• **Tasks**
[A] Print the passage from the DLT report text below, starting at the words "The majority of" and stopping after "to support transactions.".
[B] According to the DLT report text below, which bespoke DLT provisions do respondents also seek? List them all.
[C] In the DLT report text below, how many respondents have allocated budget for DLT initiatives?

[begin Text section]

The report focused on DLT’s state of play and focus areas, regulatory and legal perspectives, and opportunities, risks and visions of a post-DLT world.

Interest Remains High

The majority of respondents are investigating DLT applicability to their environment or are actively exploring opportunities. Seven of the respondents have allocated budget for DLT initiatives while 13 said they expect to.

Some FMIs are also working with industry groups including the Post-Trade Distributed Ledger Group and The Linux Foundation Hyperledger Project. The first group focuses on grasping common industry standards and regulatory policy relating to the post-trade environment. The second group seeks to create an open source distributed ledger framework and code base to allow users to build industry specific applications to support transactions.

FMIs are examining the following use cases: clearing and settlement, trade matching and confirmation, corporate actions like dividend payments and voting rights, securities issuance, crowd funding, proxy voting, trade registration, regulatory transparency and reporting.

In the more bespoke area, respondents also seek the following DLT provisions: national anti-money laundering and know your client registries, trade finance facilities, asset registration facility, databases on agricultural receivables, and digital assets.

Further Progress Expected

Respondents highlighted efficiency enhancement, risk reduction and cost savings as main reasons for exploring DLT. The technology is seen as allowing for further process automation, reducing the need for authentication and manual reconciliation. It also reduces the time needed to finalize transactions and allows greater system resilience and data integrity.

Regarding settlement and clearing collateral management, respondents see these features bringing better capital efficiency and reducing capital requirements for market participants.
Some believe DLT investments can unlock revenue opportunities by giving access to new service offerings. Others think the efficiencies will impact organizational structure.

Expected Rollout Time Varies

Respondents varied in their expected time to introduce DLT use cases. One respondent has deployed a working blockchain application and is rolling out another. Others are at the proof-of-concept stage while some are in the design and evaluation stage.

Respondents had varying levels of concern about technical challenges and integrating DLT with existing infrastructure.

[end Text section]
[begin Given entries]

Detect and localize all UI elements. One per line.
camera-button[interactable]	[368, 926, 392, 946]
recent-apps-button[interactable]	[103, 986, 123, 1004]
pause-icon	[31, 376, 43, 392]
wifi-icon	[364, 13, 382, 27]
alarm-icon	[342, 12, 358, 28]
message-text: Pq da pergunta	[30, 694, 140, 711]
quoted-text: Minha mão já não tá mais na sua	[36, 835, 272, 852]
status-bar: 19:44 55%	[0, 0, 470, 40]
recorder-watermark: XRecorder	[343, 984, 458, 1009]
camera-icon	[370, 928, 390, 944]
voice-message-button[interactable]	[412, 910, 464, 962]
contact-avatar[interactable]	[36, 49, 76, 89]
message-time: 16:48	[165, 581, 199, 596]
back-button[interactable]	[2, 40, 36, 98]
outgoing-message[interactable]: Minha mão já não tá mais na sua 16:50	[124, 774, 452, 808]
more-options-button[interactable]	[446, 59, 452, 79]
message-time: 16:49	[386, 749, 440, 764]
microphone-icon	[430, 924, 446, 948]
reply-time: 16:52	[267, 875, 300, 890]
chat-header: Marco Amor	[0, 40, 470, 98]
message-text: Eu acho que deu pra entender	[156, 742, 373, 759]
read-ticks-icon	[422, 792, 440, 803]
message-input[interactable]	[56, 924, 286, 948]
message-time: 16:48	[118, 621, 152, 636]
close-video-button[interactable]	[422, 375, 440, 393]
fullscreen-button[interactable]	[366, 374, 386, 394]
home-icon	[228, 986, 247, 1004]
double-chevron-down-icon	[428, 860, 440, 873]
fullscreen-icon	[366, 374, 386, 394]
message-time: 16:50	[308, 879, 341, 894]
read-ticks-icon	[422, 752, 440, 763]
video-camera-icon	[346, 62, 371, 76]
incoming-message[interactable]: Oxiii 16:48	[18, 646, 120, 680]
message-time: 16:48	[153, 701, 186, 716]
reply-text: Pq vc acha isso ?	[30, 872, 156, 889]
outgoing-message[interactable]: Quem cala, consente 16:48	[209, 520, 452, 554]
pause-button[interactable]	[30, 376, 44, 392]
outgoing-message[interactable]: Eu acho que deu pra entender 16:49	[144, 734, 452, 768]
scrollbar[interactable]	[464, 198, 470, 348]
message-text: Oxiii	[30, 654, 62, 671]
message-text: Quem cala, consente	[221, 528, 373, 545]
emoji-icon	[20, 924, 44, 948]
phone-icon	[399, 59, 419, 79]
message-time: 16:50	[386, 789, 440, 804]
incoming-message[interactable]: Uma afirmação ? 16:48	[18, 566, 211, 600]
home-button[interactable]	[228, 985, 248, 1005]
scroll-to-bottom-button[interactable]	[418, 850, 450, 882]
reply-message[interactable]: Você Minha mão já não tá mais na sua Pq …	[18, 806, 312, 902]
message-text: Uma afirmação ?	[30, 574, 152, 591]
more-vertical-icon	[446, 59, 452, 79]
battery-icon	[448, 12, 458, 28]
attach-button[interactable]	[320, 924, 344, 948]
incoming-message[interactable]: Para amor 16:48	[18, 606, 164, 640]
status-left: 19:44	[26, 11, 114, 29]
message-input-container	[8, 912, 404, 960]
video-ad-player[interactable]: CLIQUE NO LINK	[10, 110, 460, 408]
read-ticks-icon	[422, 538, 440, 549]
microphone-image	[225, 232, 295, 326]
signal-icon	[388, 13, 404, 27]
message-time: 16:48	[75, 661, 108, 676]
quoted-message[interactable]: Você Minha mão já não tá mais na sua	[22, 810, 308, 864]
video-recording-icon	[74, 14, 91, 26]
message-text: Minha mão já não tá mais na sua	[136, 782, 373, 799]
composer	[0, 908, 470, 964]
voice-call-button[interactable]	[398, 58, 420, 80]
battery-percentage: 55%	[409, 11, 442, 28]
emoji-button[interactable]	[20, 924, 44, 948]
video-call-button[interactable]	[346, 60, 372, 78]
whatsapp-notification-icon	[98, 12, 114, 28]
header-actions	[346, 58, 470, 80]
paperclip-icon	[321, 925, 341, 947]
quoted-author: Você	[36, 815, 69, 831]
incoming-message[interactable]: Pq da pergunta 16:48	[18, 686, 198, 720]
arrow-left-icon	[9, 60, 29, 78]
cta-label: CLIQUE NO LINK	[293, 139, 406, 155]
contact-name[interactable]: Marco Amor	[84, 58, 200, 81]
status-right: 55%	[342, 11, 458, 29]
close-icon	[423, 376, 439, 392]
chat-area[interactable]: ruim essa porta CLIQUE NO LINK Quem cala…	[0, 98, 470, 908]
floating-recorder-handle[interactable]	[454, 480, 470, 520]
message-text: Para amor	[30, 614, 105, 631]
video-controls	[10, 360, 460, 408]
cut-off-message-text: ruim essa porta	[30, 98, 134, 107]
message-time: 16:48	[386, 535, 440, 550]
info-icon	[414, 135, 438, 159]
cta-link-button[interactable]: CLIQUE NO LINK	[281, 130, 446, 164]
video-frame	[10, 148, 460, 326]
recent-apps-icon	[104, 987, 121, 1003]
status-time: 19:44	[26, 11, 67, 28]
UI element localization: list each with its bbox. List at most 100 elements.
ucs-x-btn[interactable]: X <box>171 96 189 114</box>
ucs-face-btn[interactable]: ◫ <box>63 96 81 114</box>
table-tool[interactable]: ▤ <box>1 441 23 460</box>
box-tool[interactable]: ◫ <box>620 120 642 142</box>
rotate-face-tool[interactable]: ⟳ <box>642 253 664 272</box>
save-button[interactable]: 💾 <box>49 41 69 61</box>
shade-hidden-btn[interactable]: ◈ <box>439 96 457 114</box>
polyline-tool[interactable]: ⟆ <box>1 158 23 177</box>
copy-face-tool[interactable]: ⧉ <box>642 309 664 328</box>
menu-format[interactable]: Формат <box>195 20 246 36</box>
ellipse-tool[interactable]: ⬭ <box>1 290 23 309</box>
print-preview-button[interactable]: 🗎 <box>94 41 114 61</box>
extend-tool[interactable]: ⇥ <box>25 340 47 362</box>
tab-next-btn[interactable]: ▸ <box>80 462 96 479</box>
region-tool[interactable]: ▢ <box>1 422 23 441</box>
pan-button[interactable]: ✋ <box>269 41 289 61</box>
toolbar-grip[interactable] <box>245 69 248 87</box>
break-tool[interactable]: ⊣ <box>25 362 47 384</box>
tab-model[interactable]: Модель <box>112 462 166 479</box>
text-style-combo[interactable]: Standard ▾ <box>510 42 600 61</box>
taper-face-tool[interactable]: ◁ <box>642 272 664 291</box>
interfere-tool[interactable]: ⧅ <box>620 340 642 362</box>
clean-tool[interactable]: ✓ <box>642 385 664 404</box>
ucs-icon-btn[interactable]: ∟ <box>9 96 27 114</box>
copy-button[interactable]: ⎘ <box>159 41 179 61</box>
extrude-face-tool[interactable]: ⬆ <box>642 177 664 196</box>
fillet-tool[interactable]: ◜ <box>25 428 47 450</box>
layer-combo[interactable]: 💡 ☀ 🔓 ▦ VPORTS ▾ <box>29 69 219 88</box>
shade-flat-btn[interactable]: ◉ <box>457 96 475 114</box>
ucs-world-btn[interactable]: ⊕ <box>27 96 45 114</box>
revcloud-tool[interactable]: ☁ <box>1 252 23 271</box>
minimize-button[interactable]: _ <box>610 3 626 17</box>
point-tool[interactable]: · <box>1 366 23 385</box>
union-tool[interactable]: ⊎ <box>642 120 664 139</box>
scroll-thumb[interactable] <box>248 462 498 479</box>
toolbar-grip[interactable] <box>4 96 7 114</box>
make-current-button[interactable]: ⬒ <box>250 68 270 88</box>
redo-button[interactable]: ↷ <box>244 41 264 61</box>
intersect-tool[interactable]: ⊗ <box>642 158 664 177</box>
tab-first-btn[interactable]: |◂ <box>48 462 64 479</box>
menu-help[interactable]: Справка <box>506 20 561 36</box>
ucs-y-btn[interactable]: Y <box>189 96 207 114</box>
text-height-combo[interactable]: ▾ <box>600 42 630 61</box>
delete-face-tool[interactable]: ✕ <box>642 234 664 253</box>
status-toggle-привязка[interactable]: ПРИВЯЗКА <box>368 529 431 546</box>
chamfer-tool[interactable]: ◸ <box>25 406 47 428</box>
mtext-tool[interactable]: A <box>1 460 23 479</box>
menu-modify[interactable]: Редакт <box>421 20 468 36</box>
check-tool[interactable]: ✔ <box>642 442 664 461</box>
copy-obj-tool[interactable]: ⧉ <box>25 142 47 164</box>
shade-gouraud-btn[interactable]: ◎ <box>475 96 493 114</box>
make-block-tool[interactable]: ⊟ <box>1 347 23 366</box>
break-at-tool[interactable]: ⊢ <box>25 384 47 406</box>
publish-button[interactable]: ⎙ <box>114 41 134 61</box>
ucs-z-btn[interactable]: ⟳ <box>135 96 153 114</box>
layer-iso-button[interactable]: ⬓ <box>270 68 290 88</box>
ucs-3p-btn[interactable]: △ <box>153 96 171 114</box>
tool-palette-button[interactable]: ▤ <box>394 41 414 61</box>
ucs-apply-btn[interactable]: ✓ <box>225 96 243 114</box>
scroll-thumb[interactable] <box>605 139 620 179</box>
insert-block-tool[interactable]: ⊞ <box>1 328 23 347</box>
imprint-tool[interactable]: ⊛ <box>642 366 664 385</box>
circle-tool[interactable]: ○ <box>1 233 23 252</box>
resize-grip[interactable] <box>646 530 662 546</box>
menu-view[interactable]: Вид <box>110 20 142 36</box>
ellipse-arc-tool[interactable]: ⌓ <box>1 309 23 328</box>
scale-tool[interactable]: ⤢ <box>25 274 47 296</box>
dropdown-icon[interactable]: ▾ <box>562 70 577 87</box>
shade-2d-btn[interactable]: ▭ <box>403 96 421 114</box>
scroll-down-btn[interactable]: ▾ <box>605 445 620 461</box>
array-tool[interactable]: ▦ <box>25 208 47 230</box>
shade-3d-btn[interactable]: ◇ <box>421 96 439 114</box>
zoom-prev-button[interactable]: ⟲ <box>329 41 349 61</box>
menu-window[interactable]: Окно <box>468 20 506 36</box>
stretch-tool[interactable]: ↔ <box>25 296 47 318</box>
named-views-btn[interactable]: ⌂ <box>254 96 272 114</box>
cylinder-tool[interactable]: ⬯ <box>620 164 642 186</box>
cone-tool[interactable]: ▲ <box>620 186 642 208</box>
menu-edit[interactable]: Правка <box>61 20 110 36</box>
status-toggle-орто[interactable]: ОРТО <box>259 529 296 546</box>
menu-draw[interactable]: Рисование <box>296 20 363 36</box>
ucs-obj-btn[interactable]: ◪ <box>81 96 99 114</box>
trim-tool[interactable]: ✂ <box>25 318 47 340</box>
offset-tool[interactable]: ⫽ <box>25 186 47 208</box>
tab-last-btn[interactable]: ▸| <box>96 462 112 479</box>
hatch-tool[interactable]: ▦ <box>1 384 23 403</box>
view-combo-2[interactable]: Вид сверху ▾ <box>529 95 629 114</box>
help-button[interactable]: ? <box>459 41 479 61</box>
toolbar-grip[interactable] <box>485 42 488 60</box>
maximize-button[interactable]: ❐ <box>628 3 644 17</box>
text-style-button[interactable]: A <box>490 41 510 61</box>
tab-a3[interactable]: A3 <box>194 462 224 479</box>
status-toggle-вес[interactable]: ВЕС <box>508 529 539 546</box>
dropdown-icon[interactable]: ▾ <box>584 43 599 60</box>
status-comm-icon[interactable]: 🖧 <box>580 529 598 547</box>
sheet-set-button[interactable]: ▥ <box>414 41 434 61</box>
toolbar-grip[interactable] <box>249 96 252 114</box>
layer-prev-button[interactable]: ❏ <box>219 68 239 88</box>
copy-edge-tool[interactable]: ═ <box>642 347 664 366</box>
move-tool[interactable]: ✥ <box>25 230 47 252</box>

[end Given entries]

• **Worked answers**
[A]
The majority of respondents are investigating DLT applicability to their environment or are actively exploring opportunities. Seven of the respondents have allocated budget for DLT initiatives while 13 said they expect to.

Some FMIs are also working with industry groups including the Post-Trade Distributed Ledger Group and The Linux Foundation Hyperledger Project. The first group focuses on grasping common industry standards and regulatory policy relating to the post-trade environment. The second group seeks to create an open source distributed ledger framework and code base to allow users to build industry specific applications to support transactions.

[B]
- National anti-money laundering and know your client registries
- Trade finance facilities
- Asset registration facility
- Databases on agricultural receivables
- Digital assets

[C] Seven